## What is required
Check each line of the records for "poprawki"; collect those that have it.
· · · · ·
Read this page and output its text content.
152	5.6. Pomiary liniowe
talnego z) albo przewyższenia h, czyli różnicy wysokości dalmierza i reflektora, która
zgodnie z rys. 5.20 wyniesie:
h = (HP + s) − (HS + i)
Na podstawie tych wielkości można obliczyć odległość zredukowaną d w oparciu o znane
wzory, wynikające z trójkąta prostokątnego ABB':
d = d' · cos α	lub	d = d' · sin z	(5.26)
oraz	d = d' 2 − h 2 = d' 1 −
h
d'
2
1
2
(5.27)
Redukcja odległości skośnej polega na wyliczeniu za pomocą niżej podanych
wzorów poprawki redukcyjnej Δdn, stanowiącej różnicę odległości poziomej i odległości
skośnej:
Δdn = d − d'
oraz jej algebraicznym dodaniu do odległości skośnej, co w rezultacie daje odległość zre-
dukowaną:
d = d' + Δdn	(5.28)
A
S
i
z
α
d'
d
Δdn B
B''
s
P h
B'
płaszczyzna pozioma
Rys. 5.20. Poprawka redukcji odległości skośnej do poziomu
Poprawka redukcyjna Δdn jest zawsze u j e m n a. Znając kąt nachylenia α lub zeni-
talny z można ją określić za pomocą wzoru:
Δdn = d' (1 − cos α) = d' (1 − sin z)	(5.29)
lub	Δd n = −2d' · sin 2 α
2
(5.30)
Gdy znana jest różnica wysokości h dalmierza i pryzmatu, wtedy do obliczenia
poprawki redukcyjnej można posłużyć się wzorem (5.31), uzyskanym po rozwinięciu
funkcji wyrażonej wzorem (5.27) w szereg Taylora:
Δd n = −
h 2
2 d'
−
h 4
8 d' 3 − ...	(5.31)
· · · · ·
## Finished answer
wzorów poprawki redukcyjnej Δdn, stanowiącej różnicę odległości poziomej i odległości
poprawki redukcyjnej można posłużyć się wzorem (5.31), uzyskanym po rozwinięciu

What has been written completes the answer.